◆ **Work to complete**
Restate each of the lines given below, word for word.

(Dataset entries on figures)

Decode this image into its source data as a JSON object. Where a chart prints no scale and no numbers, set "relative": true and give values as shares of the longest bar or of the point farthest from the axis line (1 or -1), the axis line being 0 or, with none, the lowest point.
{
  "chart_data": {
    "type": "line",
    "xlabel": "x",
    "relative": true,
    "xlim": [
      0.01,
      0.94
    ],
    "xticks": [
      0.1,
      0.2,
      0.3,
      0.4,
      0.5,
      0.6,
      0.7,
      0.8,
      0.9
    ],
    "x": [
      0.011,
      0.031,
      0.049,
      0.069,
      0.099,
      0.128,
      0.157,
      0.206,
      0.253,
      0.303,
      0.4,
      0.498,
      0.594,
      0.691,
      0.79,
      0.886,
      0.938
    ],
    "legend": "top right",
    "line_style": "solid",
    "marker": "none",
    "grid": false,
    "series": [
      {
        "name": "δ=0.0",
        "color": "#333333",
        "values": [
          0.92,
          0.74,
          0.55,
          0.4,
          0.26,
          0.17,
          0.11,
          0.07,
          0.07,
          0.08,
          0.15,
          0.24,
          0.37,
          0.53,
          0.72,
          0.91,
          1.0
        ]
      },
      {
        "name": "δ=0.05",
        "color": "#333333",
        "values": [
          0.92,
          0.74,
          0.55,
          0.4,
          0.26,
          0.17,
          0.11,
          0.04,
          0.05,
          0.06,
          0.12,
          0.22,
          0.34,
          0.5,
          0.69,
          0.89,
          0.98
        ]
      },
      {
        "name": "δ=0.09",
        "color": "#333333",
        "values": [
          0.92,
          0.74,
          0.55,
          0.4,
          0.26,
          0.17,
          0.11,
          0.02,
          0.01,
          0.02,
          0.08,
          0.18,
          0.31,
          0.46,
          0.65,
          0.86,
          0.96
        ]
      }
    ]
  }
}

◆ **Answer to the task**
Decode this image into its source data as a JSON object. Where a chart prints no scale and no numbers, set "relative": true and give values as shares of the longest bar or of the point farthest from the axis line (1 or -1), the axis line being 0 or, with none, the lowest point.
{
  "chart_data": {
    "type": "line",
    "xlabel": "x",
    "relative": true,
    "xlim": [
      0.01,
      0.94
    ],
    "xticks": [
      0.1,
      0.2,
      0.3,
      0.4,
      0.5,
      0.6,
      0.7,
      0.8,
      0.9
    ],
    "x": [
      0.011,
      0.031,
      0.049,
      0.069,
      0.099,
      0.128,
      0.157,
      0.206,
      0.253,
      0.303,
      0.4,
      0.498,
      0.594,
      0.691,
      0.79,
      0.886,
      0.938
    ],
    "legend": "top right",
    "line_style": "solid",
    "marker": "none",
    "grid": false,
    "series": [
      {
        "name": "δ=0.0",
        "color": "#333333",
        "values": [
          0.92,
          0.74,
          0.55,
          0.4,
          0.26,
          0.17,
          0.11,
          0.07,
          0.07,
          0.08,
          0.15,
          0.24,
          0.37,
          0.53,
          0.72,
          0.91,
          1.0
        ]
      },
      {
        "name": "δ=0.05",
        "color": "#333333",
        "values": [
          0.92,
          0.74,
          0.55,
          0.4,
          0.26,
          0.17,
          0.11,
          0.04,
          0.05,
          0.06,
          0.12,
          0.22,
          0.34,
          0.5,
          0.69,
          0.89,
          0.98
        ]
      },
      {
        "name": "δ=0.09",
        "color": "#333333",
        "values": [
          0.92,
          0.74,
          0.55,
          0.4,
          0.26,
          0.17,
          0.11,
          0.02,
          0.01,
          0.02,
          0.08,
          0.18,
          0.31,
          0.46,
          0.65,
          0.86,
          0.96
        ]
      }
    ]
  }
}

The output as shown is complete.